Texto de origem »

Quanto à economia, conseguiram os Castros levar sua população à miséria, com salários inferiores à Bolsa Família para a esmagadora maioria dela, independentemente da qualificação profissional. No momento em que ruiu o império soviético e a ilha deixou de ser mantida economicamente pela Rússia, assim como quando desmoronou a equivocada economia Venezuelana, com a perda de apoio do regime chavista – talvez Hugo Chávez ainda estivesse vivo se tivesse ido se tratar em hospitais americanos, e não cubanos –, a economia do país, sem tecnologia, indústria de ponta e investimentos de expressão, viu-se e vê-se sem horizontes, implorando aos americanos apoio para sobreviver, num mundo cada vez mais competitivo.
Politicamente, em lugar de adotarem o modelo chinês, de uma esquerda política e uma direita econômica, o que permitiu à China pular de uma economia com PIB inferior ao do Brasil no início dos anos 1990 para a segunda economia do mundo 20 e poucos anos depois, continuaram, num estilo menos estridente que o do tiranete Nicolás Maduro, a defender o fracasso comprovado, em todos os espaços geográficos e períodos históricos, das teses marxistas, com o que o futuro da ilha está dependendo ou da abertura democrática ou do auxílio externo, pouco provável no mundo em que vivemos.

Tarefas a realizar »
a - Responda às perguntas sobre o texto acerca do regime dos Castros:
(i) A que valor, segundo o texto, são inferiores os salários da esmagadora maioria da população?
(ii) Qual modelo político e econômico o regime deixou de adotar?
(iii) Que posição a China alcançou na economia mundial 20 e poucos anos depois do início dos anos 1990?
b - Transcreva, por favor, palavra por palavra, tudo o que vai desde "Politicamente, em lugar" até "em que vivemos." no texto acerca do regime dos Castros.

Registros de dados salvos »
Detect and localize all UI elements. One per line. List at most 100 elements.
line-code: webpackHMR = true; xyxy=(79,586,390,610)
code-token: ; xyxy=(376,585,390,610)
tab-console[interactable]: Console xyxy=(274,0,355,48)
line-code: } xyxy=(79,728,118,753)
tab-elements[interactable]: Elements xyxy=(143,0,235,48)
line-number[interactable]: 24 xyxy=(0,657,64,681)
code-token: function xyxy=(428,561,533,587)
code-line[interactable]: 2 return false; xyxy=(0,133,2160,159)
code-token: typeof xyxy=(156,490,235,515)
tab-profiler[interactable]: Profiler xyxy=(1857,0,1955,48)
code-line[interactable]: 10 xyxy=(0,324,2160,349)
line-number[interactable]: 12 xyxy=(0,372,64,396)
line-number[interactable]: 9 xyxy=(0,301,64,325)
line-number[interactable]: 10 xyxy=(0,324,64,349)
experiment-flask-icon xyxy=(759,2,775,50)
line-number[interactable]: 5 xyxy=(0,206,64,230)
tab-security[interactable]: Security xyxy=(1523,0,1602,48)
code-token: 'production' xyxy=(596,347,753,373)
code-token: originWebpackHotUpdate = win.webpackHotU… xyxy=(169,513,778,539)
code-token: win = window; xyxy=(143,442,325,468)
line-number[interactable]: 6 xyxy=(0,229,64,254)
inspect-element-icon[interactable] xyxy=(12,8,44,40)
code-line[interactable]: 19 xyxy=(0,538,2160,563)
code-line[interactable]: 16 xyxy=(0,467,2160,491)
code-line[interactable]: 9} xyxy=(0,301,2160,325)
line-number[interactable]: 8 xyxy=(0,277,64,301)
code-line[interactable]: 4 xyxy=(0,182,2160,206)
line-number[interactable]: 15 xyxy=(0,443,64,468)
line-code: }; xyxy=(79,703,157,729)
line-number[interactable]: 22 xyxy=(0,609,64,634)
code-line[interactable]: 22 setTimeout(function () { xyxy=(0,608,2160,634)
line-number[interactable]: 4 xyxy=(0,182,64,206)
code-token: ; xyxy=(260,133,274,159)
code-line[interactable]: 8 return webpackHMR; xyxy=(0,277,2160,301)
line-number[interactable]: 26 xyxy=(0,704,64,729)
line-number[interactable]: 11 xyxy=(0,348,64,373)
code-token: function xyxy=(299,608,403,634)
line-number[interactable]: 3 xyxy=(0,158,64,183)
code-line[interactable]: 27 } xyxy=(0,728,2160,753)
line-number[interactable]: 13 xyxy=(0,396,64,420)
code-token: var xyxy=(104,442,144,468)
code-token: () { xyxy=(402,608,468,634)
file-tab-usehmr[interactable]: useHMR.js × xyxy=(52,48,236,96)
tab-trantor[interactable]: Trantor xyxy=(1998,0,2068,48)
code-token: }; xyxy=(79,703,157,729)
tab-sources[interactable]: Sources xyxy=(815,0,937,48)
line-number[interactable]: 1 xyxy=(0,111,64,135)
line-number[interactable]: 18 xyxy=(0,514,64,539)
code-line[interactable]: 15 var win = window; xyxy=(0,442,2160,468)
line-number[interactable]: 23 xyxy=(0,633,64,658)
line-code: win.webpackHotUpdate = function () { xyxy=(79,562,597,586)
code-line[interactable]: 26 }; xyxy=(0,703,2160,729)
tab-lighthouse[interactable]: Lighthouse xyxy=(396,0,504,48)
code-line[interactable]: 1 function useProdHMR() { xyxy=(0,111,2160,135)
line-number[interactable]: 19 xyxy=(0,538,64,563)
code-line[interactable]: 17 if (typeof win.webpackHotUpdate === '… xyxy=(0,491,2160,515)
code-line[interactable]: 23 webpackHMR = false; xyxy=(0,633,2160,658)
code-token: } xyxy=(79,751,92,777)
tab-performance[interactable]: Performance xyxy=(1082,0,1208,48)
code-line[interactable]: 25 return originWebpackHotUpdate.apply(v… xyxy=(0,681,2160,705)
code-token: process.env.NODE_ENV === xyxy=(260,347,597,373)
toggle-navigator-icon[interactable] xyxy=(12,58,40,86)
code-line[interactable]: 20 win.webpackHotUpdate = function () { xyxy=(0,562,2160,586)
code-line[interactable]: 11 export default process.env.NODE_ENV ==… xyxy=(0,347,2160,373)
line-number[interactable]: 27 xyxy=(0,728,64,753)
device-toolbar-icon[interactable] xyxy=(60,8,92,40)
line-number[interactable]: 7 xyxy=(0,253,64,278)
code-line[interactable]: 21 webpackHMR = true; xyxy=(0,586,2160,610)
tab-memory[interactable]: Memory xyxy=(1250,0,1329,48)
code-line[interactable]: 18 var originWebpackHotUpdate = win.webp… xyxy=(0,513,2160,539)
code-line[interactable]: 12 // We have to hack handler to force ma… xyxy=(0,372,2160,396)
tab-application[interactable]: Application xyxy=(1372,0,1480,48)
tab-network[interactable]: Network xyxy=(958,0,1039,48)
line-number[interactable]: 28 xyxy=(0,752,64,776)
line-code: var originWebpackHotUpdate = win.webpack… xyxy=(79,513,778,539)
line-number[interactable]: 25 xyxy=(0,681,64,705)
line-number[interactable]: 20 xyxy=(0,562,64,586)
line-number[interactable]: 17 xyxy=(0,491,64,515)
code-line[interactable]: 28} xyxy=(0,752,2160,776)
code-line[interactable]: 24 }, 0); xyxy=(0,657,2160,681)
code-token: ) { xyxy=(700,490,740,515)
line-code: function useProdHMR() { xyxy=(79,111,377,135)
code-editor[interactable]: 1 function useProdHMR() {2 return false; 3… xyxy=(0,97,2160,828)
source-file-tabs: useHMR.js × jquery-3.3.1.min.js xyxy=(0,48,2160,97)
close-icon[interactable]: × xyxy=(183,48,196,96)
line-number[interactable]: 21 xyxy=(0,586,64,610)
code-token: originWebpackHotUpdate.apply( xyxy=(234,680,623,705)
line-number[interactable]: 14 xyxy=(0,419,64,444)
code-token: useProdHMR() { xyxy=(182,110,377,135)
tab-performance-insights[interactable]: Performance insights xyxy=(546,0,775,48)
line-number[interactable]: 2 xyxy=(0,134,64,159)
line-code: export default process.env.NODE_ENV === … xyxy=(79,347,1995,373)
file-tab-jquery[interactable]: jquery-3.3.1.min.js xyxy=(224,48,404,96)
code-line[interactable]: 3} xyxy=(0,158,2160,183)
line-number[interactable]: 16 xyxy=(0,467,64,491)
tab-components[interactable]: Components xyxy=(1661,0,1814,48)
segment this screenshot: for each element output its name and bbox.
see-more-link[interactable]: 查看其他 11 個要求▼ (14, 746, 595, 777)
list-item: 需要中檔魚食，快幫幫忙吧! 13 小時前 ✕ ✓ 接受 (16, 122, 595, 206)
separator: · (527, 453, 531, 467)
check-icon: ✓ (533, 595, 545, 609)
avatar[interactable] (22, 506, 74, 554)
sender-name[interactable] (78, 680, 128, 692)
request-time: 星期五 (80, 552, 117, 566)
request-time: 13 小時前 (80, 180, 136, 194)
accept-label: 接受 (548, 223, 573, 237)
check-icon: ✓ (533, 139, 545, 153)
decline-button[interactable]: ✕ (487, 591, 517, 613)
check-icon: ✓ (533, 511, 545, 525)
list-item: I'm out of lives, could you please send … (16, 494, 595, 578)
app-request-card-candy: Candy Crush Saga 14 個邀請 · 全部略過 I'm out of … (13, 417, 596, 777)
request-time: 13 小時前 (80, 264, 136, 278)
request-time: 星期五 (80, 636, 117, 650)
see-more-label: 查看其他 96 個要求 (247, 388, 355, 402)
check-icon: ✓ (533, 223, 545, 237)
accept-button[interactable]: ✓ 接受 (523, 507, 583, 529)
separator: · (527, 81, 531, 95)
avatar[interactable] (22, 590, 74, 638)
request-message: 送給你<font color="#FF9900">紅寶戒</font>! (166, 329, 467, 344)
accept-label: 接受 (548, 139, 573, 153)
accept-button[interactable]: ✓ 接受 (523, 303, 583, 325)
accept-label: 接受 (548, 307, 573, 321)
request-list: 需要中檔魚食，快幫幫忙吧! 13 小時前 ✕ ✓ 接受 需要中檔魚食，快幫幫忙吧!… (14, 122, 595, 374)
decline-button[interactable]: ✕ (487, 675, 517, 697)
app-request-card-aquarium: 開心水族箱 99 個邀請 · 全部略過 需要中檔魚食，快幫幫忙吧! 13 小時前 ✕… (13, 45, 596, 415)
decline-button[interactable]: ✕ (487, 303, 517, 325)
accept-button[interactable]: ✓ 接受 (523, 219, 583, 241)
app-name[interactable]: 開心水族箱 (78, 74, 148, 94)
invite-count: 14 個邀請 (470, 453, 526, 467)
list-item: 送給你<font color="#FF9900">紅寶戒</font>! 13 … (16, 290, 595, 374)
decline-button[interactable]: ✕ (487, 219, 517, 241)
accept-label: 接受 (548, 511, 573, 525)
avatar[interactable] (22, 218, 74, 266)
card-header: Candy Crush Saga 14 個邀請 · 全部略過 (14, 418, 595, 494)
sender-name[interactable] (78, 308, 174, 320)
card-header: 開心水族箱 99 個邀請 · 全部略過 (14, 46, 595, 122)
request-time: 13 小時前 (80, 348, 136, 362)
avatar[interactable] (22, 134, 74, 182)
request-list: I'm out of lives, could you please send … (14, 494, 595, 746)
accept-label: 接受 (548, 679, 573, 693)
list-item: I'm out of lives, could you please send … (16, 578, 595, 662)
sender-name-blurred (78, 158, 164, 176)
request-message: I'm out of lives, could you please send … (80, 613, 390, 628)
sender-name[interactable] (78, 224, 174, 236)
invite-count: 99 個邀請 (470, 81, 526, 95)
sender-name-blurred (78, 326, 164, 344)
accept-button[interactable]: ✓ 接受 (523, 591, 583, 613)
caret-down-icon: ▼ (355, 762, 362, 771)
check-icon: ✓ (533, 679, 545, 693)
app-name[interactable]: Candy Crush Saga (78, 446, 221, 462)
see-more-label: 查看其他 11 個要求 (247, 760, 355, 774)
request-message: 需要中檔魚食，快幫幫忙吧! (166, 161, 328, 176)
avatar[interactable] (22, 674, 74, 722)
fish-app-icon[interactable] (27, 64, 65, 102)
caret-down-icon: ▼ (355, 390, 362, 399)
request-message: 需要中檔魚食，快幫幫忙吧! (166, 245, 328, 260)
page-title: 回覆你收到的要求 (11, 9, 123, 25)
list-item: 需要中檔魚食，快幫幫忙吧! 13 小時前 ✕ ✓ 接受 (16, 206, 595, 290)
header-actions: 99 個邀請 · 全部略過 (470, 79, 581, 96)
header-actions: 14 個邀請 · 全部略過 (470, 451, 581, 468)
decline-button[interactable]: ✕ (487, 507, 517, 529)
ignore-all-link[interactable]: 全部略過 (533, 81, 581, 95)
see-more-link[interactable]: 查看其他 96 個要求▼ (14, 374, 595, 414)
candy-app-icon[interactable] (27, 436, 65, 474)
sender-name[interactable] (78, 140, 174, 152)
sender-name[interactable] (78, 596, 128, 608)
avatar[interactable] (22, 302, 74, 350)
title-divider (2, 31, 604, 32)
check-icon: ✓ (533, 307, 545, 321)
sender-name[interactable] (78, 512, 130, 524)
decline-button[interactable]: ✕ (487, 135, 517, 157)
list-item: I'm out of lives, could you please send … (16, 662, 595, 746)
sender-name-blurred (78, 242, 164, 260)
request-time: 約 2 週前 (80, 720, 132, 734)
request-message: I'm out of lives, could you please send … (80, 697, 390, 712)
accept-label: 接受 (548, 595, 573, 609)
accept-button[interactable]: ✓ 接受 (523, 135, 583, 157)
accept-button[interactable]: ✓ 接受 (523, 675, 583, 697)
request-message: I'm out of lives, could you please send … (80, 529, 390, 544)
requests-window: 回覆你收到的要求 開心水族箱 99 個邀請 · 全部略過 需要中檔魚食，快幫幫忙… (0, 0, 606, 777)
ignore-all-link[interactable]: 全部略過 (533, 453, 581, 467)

Respostas do exercício »
a -
(i) À Bolsa Família.
(ii) O modelo chinês, de uma esquerda política e uma direita econômica.
(iii) A de segunda economia do mundo.

b -
Politicamente, em lugar de adotarem o modelo chinês, de uma esquerda política e uma direita econômica, o que permitiu à China pular de uma economia com PIB inferior ao do Brasil no início dos anos 1990 para a segunda economia do mundo 20 e poucos anos depois, continuaram, num estilo menos estridente que o do tiranete Nicolás Maduro, a defender o fracasso comprovado, em todos os espaços geográficos e períodos históricos, das teses marxistas, com o que o futuro da ilha está dependendo ou da abertura democrática ou do auxílio externo, pouco provável no mundo em que vivemos.